Figure data in JSON
■ ■ ■

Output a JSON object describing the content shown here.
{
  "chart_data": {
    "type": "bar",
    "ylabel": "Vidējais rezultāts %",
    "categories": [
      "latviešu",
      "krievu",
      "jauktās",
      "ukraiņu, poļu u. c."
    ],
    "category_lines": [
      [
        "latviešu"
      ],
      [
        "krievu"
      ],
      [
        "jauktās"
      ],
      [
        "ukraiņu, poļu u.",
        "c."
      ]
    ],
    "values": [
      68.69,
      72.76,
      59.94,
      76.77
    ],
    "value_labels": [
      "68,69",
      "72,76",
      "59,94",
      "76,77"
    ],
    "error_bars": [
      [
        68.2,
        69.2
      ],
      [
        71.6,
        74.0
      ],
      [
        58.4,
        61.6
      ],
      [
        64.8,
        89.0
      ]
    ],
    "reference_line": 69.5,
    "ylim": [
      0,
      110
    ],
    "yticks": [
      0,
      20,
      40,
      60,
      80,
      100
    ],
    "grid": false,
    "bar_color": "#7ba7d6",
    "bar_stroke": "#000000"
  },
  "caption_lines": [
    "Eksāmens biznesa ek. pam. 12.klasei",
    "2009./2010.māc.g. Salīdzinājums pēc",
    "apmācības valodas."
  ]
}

■ ■ ■

*DIRECTION*.
Exactly as shown above, return every record.

*SOLVED EXERCISE*.
Output a JSON object describing the content shown here.
{
  "chart_data": {
    "type": "bar",
    "ylabel": "Vidējais rezultāts %",
    "categories": [
      "latviešu",
      "krievu",
      "jauktās",
      "ukraiņu, poļu u. c."
    ],
    "category_lines": [
      [
        "latviešu"
      ],
      [
        "krievu"
      ],
      [
        "jauktās"
      ],
      [
        "ukraiņu, poļu u.",
        "c."
      ]
    ],
    "values": [
      68.69,
      72.76,
      59.94,
      76.77
    ],
    "value_labels": [
      "68,69",
      "72,76",
      "59,94",
      "76,77"
    ],
    "error_bars": [
      [
        68.2,
        69.2
      ],
      [
        71.6,
        74.0
      ],
      [
        58.4,
        61.6
      ],
      [
        64.8,
        89.0
      ]
    ],
    "reference_line": 69.5,
    "ylim": [
      0,
      110
    ],
    "yticks": [
      0,
      20,
      40,
      60,
      80,
      100
    ],
    "grid": false,
    "bar_color": "#7ba7d6",
    "bar_stroke": "#000000"
  },
  "caption_lines": [
    "Eksāmens biznesa ek. pam. 12.klasei",
    "2009./2010.māc.g. Salīdzinājums pēc",
    "apmācības valodas."
  ]
}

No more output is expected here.